■ GIVEN TASK: Find every line below that contains the word "note" and copy it out.

■ LISTING:
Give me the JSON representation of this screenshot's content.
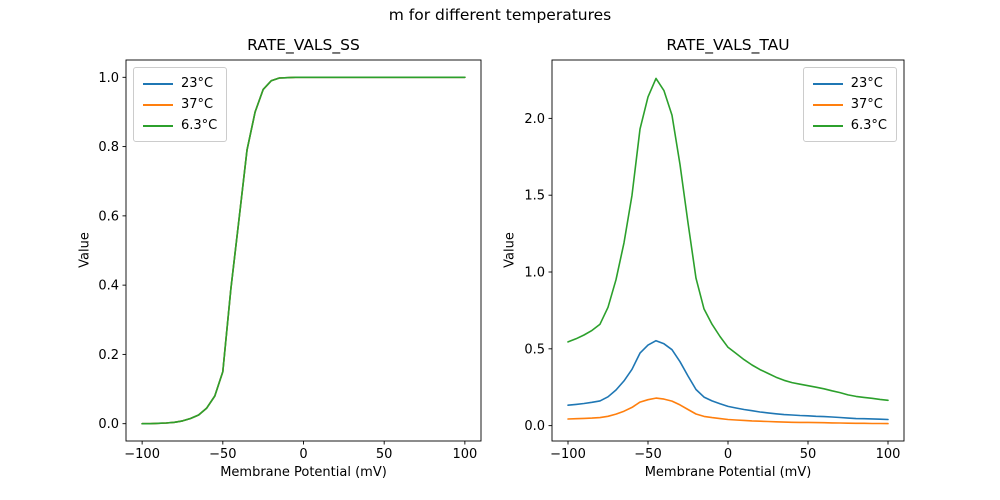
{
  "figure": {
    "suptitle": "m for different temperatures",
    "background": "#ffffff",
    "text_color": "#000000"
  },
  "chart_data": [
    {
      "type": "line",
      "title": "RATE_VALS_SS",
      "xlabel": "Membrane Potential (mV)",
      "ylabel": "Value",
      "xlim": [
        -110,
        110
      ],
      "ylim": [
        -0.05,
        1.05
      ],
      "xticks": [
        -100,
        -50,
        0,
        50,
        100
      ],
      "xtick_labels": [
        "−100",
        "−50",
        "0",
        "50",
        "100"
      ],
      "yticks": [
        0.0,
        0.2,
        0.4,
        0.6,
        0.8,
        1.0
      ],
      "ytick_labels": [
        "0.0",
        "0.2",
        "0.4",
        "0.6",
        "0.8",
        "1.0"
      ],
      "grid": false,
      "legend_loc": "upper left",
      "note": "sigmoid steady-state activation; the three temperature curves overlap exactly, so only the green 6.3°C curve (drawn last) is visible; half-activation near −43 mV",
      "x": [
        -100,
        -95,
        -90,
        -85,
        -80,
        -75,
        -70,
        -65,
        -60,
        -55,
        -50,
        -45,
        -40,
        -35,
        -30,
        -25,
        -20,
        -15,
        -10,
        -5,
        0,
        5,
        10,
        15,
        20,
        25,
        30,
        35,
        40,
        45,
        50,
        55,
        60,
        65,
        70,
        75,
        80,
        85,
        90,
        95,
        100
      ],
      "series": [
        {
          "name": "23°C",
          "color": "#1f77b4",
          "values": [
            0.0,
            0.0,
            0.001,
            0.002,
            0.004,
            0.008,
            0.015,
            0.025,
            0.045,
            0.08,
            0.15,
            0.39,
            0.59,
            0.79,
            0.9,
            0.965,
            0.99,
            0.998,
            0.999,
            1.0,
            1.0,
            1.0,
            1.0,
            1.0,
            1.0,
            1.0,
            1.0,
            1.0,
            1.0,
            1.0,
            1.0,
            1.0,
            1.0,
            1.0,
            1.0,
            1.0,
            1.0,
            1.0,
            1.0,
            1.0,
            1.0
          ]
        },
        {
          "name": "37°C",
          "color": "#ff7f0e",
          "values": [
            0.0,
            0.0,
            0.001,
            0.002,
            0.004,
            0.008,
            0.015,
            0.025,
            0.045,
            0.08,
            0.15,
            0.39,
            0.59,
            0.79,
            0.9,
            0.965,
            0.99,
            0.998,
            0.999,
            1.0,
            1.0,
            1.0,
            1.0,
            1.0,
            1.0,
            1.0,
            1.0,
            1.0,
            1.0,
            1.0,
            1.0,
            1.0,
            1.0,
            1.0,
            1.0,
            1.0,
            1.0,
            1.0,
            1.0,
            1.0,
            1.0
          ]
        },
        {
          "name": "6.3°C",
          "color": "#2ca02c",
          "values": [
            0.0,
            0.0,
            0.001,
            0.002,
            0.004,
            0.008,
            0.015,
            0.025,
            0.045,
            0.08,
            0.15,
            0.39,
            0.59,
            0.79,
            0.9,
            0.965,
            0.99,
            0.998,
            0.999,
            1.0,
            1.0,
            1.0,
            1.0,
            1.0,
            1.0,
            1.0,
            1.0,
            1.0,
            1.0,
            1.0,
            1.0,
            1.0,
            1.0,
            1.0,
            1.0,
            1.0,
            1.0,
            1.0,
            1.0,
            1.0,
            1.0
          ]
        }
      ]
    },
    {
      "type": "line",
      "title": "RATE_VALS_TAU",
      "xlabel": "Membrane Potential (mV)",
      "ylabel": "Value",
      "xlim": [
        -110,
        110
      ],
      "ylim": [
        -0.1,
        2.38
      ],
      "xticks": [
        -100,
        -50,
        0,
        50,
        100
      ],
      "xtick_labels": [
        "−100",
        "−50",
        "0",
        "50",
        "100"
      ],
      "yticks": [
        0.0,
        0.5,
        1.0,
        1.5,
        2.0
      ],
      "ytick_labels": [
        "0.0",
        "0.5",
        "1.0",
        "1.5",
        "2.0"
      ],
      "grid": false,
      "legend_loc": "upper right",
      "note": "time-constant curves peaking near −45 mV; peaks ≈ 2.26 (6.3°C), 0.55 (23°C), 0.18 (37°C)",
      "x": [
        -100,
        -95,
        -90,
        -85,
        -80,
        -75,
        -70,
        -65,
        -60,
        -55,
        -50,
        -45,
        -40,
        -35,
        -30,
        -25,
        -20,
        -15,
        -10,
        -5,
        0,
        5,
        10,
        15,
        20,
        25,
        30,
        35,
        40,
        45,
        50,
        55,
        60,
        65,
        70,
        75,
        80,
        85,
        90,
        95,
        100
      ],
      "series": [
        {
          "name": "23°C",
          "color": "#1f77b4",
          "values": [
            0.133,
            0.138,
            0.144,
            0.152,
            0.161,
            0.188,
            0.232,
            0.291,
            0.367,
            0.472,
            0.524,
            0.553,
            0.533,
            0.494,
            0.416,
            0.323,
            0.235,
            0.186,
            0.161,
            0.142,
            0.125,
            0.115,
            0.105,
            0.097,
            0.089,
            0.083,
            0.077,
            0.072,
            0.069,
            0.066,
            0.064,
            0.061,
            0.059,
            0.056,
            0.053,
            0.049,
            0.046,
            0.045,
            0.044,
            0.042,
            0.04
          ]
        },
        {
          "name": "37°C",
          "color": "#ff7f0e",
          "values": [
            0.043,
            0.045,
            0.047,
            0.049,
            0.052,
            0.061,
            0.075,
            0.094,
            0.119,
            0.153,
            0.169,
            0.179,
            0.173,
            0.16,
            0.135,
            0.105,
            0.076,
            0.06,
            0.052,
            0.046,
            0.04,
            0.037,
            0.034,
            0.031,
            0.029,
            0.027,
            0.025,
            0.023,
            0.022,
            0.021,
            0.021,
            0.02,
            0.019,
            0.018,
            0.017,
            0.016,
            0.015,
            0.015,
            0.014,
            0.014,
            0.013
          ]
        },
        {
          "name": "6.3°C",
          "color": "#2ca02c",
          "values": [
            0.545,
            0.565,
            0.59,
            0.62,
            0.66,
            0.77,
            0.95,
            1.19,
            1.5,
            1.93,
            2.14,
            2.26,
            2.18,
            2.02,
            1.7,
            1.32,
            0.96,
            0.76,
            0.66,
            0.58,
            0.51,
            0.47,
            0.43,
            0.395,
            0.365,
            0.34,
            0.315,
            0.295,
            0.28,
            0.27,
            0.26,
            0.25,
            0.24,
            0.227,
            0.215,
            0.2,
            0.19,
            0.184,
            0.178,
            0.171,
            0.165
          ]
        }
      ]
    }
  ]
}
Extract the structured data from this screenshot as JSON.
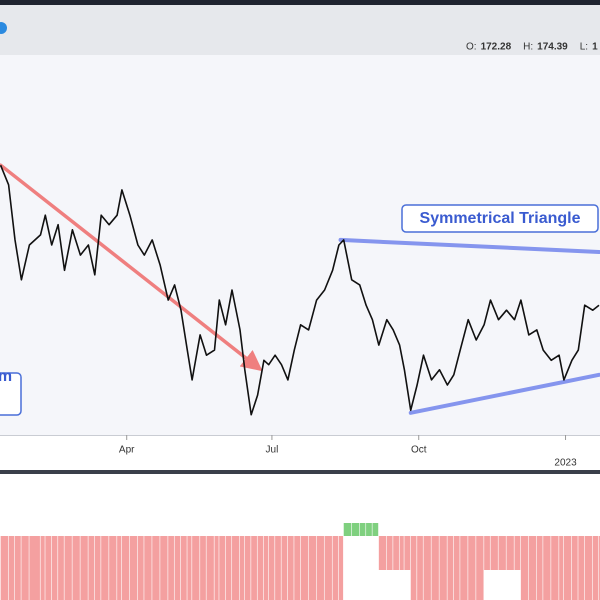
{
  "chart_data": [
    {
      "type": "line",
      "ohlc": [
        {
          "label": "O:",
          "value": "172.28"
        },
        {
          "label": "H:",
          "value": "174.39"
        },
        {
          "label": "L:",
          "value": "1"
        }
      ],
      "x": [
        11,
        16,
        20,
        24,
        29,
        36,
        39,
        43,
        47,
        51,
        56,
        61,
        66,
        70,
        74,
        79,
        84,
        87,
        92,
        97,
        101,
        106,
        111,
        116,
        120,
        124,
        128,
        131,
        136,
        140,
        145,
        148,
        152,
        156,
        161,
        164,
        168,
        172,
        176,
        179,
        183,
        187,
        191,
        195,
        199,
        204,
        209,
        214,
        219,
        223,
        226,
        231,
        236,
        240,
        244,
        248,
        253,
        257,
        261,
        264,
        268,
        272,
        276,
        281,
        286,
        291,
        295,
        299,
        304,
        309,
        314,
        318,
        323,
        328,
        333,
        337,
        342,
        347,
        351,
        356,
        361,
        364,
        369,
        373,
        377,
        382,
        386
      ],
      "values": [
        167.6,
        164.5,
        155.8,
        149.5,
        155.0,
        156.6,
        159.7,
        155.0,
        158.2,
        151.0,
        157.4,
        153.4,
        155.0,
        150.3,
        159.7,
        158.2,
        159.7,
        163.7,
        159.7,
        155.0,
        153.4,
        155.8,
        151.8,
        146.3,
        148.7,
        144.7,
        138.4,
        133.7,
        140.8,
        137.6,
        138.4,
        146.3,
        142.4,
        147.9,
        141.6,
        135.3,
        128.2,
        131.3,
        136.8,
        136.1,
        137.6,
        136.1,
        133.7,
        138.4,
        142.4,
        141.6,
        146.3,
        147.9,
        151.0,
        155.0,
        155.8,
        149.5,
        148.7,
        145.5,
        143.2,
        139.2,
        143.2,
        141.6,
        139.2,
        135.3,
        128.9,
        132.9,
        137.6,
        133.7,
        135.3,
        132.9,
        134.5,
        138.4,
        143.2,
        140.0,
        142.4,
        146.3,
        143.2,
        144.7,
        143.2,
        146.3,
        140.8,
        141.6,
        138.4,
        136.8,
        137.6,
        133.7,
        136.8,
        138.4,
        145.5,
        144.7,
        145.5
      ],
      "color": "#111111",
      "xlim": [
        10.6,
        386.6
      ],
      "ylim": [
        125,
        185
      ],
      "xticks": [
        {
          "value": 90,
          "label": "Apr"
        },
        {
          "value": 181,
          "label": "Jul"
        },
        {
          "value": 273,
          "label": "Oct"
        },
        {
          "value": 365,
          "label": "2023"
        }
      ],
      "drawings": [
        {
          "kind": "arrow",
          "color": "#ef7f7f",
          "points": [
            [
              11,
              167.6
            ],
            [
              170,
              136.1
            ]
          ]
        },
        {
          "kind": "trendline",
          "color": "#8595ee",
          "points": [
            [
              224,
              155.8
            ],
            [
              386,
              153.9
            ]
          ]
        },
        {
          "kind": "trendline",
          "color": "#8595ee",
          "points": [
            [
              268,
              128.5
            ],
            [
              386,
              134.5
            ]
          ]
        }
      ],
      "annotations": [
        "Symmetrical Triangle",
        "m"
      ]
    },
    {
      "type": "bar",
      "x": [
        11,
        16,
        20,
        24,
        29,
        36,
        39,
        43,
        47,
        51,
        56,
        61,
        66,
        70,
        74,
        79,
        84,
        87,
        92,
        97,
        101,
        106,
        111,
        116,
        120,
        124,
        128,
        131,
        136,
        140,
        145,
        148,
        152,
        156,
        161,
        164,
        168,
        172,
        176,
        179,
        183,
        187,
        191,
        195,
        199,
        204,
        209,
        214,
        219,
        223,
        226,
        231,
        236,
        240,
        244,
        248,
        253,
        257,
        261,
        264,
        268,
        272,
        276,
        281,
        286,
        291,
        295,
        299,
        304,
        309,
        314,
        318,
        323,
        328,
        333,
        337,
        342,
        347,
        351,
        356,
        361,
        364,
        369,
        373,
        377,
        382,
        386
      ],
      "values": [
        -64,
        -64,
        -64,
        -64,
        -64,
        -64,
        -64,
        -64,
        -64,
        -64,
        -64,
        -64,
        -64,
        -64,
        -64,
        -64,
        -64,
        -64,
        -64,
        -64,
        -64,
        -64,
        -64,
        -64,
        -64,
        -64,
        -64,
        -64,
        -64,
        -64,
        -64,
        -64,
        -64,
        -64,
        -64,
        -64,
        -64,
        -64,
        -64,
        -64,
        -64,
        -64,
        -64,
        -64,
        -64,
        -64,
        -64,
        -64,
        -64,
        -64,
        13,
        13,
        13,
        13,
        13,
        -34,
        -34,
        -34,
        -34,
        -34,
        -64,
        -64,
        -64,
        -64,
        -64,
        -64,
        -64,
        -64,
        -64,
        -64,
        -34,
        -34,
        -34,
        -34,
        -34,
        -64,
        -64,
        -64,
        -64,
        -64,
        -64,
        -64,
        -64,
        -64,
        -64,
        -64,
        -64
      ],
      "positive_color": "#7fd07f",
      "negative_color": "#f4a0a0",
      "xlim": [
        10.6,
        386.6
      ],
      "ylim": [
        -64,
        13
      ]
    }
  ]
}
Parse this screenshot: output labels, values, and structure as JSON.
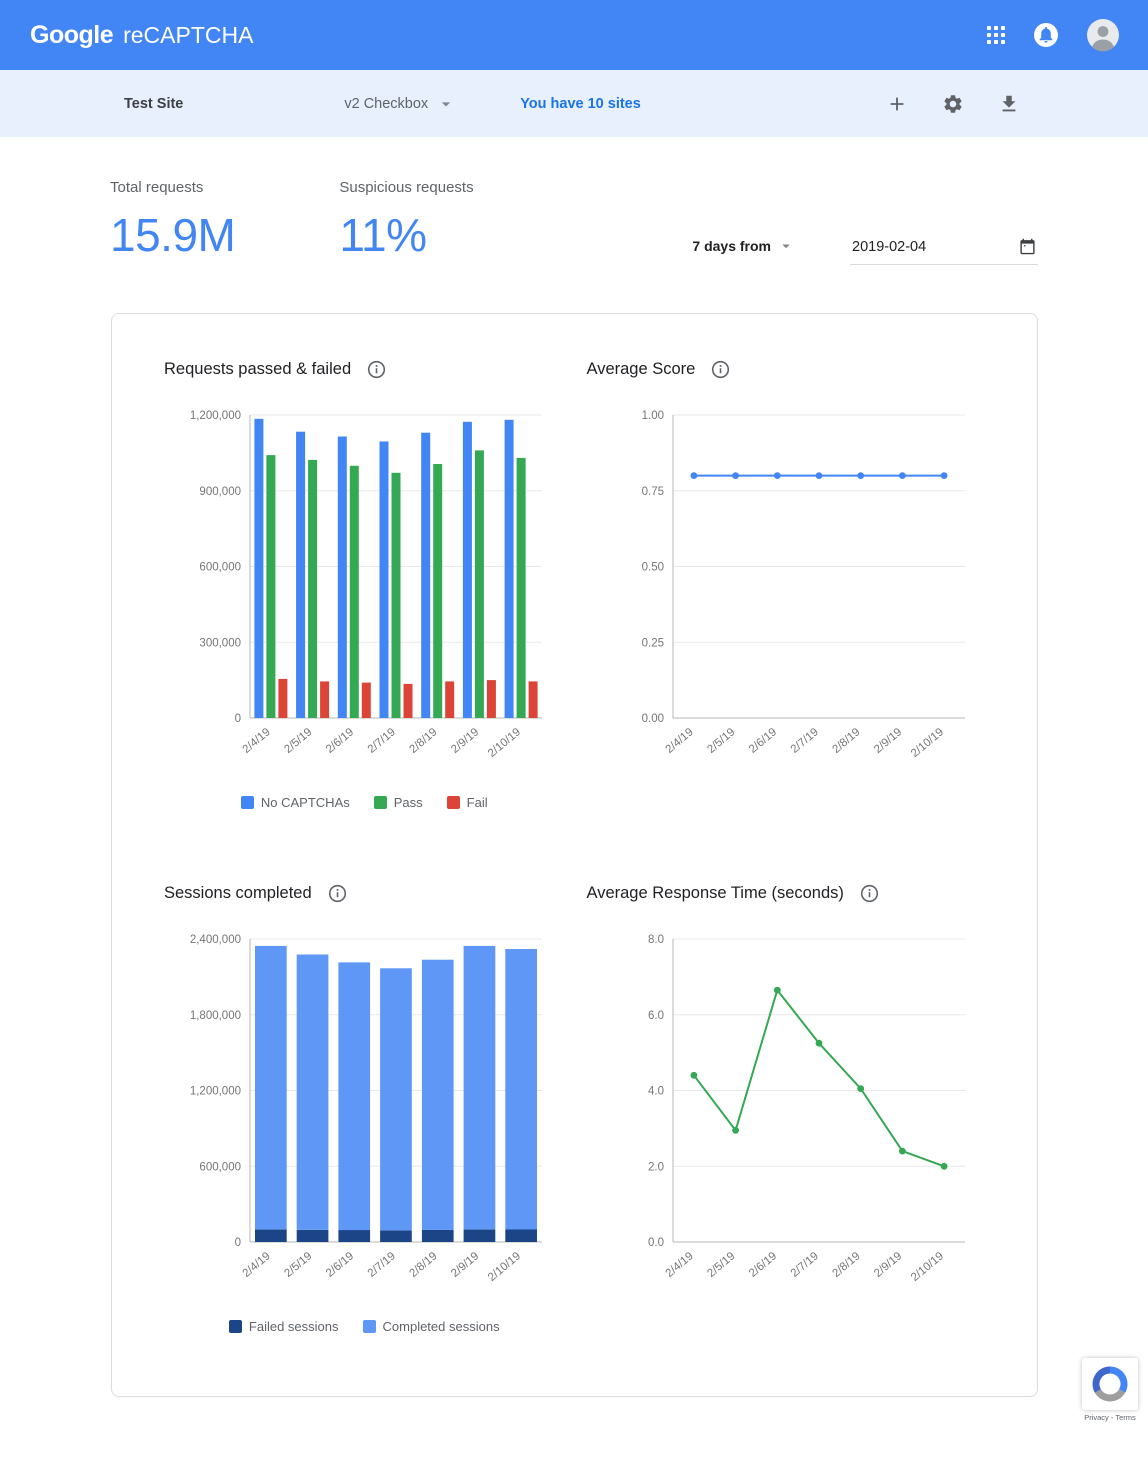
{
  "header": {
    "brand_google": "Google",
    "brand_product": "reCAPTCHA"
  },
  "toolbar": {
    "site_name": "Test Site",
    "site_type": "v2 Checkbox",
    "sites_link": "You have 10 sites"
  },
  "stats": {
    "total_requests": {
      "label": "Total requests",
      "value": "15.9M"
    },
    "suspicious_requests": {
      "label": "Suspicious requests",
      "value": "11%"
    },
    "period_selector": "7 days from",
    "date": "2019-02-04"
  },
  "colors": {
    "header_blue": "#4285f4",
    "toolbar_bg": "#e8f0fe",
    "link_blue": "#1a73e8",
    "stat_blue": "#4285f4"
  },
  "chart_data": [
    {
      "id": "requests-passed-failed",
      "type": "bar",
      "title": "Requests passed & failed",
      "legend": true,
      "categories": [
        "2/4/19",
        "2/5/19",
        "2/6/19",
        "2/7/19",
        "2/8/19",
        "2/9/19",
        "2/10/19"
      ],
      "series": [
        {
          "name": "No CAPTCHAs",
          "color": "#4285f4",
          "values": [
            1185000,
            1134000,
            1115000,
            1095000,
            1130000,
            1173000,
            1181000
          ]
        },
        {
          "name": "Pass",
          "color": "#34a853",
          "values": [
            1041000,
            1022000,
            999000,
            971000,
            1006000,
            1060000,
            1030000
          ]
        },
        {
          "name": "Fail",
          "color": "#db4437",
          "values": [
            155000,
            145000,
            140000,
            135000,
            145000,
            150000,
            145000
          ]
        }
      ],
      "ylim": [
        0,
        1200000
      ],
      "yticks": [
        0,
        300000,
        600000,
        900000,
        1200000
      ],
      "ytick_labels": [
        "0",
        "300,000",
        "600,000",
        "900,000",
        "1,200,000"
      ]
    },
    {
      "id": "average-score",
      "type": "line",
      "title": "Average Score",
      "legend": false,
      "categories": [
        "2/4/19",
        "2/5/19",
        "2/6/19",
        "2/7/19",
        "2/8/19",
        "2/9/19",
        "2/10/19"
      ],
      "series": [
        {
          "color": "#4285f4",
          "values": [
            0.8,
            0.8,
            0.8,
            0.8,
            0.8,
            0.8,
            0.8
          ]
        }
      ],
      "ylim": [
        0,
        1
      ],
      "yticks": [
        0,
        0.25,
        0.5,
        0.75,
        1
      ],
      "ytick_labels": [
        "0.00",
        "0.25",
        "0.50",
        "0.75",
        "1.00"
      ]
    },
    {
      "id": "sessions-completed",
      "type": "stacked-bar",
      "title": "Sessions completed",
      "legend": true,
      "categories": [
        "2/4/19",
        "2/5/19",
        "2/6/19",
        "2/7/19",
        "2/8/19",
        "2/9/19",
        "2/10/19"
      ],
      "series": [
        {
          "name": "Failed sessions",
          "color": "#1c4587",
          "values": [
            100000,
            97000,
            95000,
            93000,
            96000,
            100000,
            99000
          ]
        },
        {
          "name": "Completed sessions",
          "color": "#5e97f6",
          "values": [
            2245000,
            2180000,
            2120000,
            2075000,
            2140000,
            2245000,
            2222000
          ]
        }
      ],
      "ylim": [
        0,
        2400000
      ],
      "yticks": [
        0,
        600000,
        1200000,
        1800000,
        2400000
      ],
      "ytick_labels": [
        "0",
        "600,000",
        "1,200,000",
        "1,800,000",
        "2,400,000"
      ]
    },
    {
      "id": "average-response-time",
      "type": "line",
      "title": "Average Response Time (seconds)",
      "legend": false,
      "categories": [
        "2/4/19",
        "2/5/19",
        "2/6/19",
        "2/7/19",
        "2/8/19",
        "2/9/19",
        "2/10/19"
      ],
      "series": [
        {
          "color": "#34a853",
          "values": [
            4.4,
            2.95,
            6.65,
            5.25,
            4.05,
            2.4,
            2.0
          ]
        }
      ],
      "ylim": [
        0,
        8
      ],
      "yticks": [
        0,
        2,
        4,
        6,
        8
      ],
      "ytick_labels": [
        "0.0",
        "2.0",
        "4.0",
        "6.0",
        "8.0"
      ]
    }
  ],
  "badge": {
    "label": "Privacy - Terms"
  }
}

■ WRITTEN ANSWER:
      "note": "sigmoid steady-state activation; the three temperature curves overlap exactly, so only the green 6.3°C curve (drawn last) is visible; half-activation near −43 mV",
      "note": "time-constant curves peaking near −45 mV; peaks ≈ 2.26 (6.3°C), 0.55 (23°C), 0.18 (37°C)",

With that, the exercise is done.